__Directions for this task__.
Report all lines from the entries below in which "DATRON" appears.
* Start *
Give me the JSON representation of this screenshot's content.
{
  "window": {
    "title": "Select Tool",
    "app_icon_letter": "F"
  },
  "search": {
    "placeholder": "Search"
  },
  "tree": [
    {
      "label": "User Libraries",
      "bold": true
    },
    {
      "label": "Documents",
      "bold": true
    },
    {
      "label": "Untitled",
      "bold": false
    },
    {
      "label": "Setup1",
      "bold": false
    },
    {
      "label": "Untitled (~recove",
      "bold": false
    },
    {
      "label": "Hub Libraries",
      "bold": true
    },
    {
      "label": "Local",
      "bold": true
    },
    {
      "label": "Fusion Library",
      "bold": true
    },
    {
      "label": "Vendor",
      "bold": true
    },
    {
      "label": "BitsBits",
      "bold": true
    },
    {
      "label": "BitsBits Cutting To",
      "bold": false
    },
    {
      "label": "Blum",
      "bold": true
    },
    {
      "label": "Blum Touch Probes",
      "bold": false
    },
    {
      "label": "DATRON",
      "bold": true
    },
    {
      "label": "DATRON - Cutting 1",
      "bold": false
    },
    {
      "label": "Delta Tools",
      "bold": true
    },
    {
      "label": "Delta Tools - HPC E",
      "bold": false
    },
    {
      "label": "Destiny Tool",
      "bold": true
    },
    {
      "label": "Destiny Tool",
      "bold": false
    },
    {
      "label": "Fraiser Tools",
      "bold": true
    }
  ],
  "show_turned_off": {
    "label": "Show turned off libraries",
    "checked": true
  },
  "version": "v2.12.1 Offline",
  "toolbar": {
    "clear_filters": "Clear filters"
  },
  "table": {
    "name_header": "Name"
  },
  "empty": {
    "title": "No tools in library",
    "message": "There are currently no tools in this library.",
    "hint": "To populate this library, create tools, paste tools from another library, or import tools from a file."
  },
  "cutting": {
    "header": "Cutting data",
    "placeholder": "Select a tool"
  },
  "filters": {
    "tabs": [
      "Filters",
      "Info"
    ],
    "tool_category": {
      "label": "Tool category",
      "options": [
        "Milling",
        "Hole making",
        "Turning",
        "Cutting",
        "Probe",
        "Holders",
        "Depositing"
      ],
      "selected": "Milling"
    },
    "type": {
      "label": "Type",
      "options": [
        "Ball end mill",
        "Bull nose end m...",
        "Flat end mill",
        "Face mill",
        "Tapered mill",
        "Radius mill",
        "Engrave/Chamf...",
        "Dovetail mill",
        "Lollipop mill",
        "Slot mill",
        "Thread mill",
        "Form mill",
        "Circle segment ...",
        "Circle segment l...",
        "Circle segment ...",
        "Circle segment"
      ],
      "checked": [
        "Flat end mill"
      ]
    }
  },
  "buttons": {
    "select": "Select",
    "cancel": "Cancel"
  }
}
* End *
__Response to the task__.
      "label": "DATRON",
      "label": "DATRON - Cutting 1",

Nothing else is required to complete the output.